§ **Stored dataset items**
********
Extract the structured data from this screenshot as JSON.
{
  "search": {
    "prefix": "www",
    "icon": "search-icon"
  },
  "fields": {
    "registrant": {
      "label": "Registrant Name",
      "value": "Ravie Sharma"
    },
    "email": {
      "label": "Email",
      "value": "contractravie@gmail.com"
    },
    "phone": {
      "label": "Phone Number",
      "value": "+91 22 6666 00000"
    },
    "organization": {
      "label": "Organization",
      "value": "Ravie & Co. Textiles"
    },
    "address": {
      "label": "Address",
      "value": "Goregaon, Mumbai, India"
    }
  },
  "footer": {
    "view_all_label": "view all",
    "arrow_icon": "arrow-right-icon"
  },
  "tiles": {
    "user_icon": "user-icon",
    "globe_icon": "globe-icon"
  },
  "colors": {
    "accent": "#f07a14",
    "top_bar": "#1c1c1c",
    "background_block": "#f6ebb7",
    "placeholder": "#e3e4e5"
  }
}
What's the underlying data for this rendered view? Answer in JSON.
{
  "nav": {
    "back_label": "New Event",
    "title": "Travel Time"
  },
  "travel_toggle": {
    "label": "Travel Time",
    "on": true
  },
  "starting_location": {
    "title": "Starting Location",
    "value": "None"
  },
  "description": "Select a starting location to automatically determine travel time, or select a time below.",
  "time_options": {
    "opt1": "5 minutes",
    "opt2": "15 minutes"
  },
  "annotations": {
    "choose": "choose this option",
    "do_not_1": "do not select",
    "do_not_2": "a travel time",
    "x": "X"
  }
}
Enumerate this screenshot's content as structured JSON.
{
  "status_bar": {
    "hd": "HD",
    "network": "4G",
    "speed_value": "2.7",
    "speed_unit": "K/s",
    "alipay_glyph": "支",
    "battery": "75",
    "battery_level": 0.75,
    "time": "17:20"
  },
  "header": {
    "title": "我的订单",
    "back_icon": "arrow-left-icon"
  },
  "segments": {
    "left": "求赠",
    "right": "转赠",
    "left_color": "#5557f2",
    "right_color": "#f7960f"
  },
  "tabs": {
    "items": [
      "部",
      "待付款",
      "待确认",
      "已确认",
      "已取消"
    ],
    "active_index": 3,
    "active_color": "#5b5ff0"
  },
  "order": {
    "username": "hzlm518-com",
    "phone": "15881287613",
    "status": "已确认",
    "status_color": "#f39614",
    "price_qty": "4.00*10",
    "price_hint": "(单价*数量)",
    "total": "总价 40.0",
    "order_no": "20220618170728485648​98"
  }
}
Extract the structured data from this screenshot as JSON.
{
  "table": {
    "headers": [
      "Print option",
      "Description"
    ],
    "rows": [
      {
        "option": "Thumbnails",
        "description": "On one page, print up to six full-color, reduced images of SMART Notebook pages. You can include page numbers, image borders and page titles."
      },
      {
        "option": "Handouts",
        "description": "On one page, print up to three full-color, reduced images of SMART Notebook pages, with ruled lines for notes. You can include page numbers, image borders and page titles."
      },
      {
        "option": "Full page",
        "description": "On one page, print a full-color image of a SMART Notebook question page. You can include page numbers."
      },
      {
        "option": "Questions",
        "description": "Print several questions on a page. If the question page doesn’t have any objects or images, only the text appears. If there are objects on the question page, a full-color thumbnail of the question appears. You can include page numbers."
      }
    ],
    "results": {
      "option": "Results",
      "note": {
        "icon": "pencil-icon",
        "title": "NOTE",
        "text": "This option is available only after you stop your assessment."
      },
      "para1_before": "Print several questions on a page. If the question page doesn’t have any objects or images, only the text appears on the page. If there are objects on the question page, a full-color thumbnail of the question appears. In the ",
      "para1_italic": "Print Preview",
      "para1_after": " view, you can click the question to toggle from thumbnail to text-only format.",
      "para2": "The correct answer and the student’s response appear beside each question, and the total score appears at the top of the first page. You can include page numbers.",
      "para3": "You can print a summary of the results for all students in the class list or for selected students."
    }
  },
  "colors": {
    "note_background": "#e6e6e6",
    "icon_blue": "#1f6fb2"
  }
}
********
All of the entries above must be quoted exactly.

§ **Result of the task**
Extract the structured data from this screenshot as JSON.
{
  "search": {
    "prefix": "www",
    "icon": "search-icon"
  },
  "fields": {
    "registrant": {
      "label": "Registrant Name",
      "value": "Ravie Sharma"
    },
    "email": {
      "label": "Email",
      "value": "contractravie@gmail.com"
    },
    "phone": {
      "label": "Phone Number",
      "value": "+91 22 6666 00000"
    },
    "organization": {
      "label": "Organization",
      "value": "Ravie & Co. Textiles"
    },
    "address": {
      "label": "Address",
      "value": "Goregaon, Mumbai, India"
    }
  },
  "footer": {
    "view_all_label": "view all",
    "arrow_icon": "arrow-right-icon"
  },
  "tiles": {
    "user_icon": "user-icon",
    "globe_icon": "globe-icon"
  },
  "colors": {
    "accent": "#f07a14",
    "top_bar": "#1c1c1c",
    "background_block": "#f6ebb7",
    "placeholder": "#e3e4e5"
  }
}
What's the underlying data for this rendered view? Answer in JSON.
{
  "nav": {
    "back_label": "New Event",
    "title": "Travel Time"
  },
  "travel_toggle": {
    "label": "Travel Time",
    "on": true
  },
  "starting_location": {
    "title": "Starting Location",
    "value": "None"
  },
  "description": "Select a starting location to automatically determine travel time, or select a time below.",
  "time_options": {
    "opt1": "5 minutes",
    "opt2": "15 minutes"
  },
  "annotations": {
    "choose": "choose this option",
    "do_not_1": "do not select",
    "do_not_2": "a travel time",
    "x": "X"
  }
}
Enumerate this screenshot's content as structured JSON.
{
  "status_bar": {
    "hd": "HD",
    "network": "4G",
    "speed_value": "2.7",
    "speed_unit": "K/s",
    "alipay_glyph": "支",
    "battery": "75",
    "battery_level": 0.75,
    "time": "17:20"
  },
  "header": {
    "title": "我的订单",
    "back_icon": "arrow-left-icon"
  },
  "segments": {
    "left": "求赠",
    "right": "转赠",
    "left_color": "#5557f2",
    "right_color": "#f7960f"
  },
  "tabs": {
    "items": [
      "部",
      "待付款",
      "待确认",
      "已确认",
      "已取消"
    ],
    "active_index": 3,
    "active_color": "#5b5ff0"
  },
  "order": {
    "username": "hzlm518-com",
    "phone": "15881287613",
    "status": "已确认",
    "status_color": "#f39614",
    "price_qty": "4.00*10",
    "price_hint": "(单价*数量)",
    "total": "总价 40.0",
    "order_no": "20220618170728485648​98"
  }
}
Extract the structured data from this screenshot as JSON.
{
  "table": {
    "headers": [
      "Print option",
      "Description"
    ],
    "rows": [
      {
        "option": "Thumbnails",
        "description": "On one page, print up to six full-color, reduced images of SMART Notebook pages. You can include page numbers, image borders and page titles."
      },
      {
        "option": "Handouts",
        "description": "On one page, print up to three full-color, reduced images of SMART Notebook pages, with ruled lines for notes. You can include page numbers, image borders and page titles."
      },
      {
        "option": "Full page",
        "description": "On one page, print a full-color image of a SMART Notebook question page. You can include page numbers."
      },
      {
        "option": "Questions",
        "description": "Print several questions on a page. If the question page doesn’t have any objects or images, only the text appears. If there are objects on the question page, a full-color thumbnail of the question appears. You can include page numbers."
      }
    ],
    "results": {
      "option": "Results",
      "note": {
        "icon": "pencil-icon",
        "title": "NOTE",
        "text": "This option is available only after you stop your assessment."
      },
      "para1_before": "Print several questions on a page. If the question page doesn’t have any objects or images, only the text appears on the page. If there are objects on the question page, a full-color thumbnail of the question appears. In the ",
      "para1_italic": "Print Preview",
      "para1_after": " view, you can click the question to toggle from thumbnail to text-only format.",
      "para2": "The correct answer and the student’s response appear beside each question, and the total score appears at the top of the first page. You can include page numbers.",
      "para3": "You can print a summary of the results for all students in the class list or for selected students."
    }
  },
  "colors": {
    "note_background": "#e6e6e6",
    "icon_blue": "#1f6fb2"
  }
}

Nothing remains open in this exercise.